SET PROBLEM: Every line that contains the word "your" should be copied out.

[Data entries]
▼▼▼
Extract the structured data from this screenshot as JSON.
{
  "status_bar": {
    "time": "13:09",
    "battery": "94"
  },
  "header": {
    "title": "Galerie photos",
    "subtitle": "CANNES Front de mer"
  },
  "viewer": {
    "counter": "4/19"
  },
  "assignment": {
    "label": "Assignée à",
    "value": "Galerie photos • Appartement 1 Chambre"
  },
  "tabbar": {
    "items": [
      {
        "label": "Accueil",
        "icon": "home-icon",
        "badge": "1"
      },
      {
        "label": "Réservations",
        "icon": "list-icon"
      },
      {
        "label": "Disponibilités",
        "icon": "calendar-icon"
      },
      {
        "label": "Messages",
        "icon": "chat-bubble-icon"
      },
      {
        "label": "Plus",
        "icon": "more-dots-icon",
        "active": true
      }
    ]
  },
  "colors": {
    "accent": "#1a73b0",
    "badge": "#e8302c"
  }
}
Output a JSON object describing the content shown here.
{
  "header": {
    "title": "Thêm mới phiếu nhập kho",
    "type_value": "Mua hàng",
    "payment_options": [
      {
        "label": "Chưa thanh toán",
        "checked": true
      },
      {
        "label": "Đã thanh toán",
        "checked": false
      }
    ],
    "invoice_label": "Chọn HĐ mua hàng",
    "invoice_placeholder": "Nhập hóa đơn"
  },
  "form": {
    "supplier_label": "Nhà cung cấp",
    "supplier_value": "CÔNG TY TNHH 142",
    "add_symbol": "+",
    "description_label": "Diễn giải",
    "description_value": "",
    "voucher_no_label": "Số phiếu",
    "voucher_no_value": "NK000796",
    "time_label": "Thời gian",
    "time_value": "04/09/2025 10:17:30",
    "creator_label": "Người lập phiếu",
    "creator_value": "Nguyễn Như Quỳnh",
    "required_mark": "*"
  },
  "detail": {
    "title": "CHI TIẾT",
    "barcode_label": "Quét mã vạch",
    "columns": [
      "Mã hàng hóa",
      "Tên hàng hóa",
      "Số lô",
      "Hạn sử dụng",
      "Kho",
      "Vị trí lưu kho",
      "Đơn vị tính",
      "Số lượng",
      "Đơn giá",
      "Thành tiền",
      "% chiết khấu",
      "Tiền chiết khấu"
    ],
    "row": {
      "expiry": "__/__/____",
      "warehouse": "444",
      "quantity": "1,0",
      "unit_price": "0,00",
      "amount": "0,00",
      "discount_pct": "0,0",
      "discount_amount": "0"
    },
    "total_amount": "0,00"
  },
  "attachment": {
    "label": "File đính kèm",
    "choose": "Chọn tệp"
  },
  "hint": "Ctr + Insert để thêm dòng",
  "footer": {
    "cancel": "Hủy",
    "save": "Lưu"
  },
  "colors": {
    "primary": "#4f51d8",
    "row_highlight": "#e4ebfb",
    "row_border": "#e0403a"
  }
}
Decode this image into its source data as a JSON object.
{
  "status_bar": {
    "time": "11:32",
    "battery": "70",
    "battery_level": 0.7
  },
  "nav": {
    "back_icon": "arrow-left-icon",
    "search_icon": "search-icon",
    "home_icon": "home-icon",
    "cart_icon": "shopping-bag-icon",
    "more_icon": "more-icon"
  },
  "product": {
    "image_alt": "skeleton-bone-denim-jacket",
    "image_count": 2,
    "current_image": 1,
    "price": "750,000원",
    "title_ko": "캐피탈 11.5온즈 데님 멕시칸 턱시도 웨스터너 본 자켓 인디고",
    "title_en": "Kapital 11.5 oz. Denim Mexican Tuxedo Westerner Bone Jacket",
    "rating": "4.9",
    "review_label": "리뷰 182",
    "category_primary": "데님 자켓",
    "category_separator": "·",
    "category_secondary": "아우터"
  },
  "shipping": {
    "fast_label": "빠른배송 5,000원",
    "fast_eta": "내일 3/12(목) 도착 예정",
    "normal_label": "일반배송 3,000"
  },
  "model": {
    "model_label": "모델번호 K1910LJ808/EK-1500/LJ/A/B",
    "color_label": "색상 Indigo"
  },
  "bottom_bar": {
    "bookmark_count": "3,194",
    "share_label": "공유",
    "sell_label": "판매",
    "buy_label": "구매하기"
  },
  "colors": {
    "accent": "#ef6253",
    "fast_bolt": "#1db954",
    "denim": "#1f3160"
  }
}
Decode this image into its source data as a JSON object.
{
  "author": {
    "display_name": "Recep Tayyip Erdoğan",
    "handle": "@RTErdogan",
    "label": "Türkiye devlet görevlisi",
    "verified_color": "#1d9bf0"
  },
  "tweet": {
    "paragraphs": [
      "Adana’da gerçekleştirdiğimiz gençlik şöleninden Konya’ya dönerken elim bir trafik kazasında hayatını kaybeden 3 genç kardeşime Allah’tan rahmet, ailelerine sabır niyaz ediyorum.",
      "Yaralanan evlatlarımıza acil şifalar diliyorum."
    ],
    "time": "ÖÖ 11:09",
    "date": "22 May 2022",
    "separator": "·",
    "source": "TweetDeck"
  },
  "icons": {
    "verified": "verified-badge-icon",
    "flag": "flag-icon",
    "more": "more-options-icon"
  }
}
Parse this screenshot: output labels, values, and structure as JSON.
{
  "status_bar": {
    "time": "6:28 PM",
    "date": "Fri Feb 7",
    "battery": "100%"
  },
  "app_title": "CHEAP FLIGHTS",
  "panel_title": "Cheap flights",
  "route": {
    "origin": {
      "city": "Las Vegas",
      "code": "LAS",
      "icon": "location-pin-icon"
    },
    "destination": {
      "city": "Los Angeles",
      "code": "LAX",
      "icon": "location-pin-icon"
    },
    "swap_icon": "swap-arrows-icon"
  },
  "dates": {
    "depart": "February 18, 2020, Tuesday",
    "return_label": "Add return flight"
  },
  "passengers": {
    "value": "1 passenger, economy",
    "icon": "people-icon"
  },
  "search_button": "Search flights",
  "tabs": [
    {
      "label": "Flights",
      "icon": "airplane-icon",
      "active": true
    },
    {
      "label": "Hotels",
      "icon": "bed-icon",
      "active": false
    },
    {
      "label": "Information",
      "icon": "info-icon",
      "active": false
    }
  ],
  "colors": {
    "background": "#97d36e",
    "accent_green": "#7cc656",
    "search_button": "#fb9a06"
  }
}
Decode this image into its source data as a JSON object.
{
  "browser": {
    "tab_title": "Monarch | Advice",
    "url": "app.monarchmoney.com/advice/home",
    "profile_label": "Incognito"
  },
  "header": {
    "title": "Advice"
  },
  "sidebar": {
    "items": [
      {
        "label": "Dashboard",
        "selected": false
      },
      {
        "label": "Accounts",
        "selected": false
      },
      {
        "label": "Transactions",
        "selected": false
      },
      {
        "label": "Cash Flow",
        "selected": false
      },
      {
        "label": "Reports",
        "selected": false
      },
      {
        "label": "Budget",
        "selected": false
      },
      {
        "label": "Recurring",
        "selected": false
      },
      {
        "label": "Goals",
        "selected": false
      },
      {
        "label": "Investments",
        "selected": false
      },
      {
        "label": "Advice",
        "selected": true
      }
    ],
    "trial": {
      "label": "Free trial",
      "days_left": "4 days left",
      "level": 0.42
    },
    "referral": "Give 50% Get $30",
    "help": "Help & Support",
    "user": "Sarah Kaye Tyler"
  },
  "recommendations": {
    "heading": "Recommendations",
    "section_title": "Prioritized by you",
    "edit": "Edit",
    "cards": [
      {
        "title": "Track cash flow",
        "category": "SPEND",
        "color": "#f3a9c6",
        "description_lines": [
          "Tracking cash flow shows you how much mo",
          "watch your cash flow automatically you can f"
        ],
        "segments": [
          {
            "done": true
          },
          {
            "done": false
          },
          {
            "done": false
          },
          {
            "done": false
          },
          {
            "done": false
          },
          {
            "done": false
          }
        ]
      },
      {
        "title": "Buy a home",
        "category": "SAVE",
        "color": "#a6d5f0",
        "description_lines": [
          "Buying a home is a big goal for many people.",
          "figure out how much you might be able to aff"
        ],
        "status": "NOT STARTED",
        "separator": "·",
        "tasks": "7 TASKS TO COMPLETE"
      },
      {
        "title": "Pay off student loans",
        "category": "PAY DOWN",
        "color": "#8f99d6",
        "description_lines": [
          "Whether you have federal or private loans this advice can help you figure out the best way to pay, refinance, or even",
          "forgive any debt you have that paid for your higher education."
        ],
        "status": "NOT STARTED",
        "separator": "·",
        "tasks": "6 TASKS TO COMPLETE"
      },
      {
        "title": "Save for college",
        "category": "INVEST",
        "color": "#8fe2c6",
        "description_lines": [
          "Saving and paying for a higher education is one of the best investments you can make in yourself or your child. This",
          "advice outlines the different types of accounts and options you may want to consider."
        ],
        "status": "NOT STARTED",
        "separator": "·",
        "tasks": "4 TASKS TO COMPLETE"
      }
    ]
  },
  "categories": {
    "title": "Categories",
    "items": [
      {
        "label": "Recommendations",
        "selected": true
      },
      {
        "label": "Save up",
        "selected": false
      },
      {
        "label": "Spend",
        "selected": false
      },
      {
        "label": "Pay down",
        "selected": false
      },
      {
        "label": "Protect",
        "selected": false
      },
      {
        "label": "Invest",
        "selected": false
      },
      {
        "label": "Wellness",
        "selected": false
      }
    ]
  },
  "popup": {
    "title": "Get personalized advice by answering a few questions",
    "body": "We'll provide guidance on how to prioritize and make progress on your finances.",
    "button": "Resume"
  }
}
▲▲▲
FULL RESPONSE:
          "watch your cash flow automatically you can f"
          "forgive any debt you have that paid for your higher education."
          "Saving and paying for a higher education is one of the best investments you can make in yourself or your child. This",
    "body": "We'll provide guidance on how to prioritize and make progress on your finances.",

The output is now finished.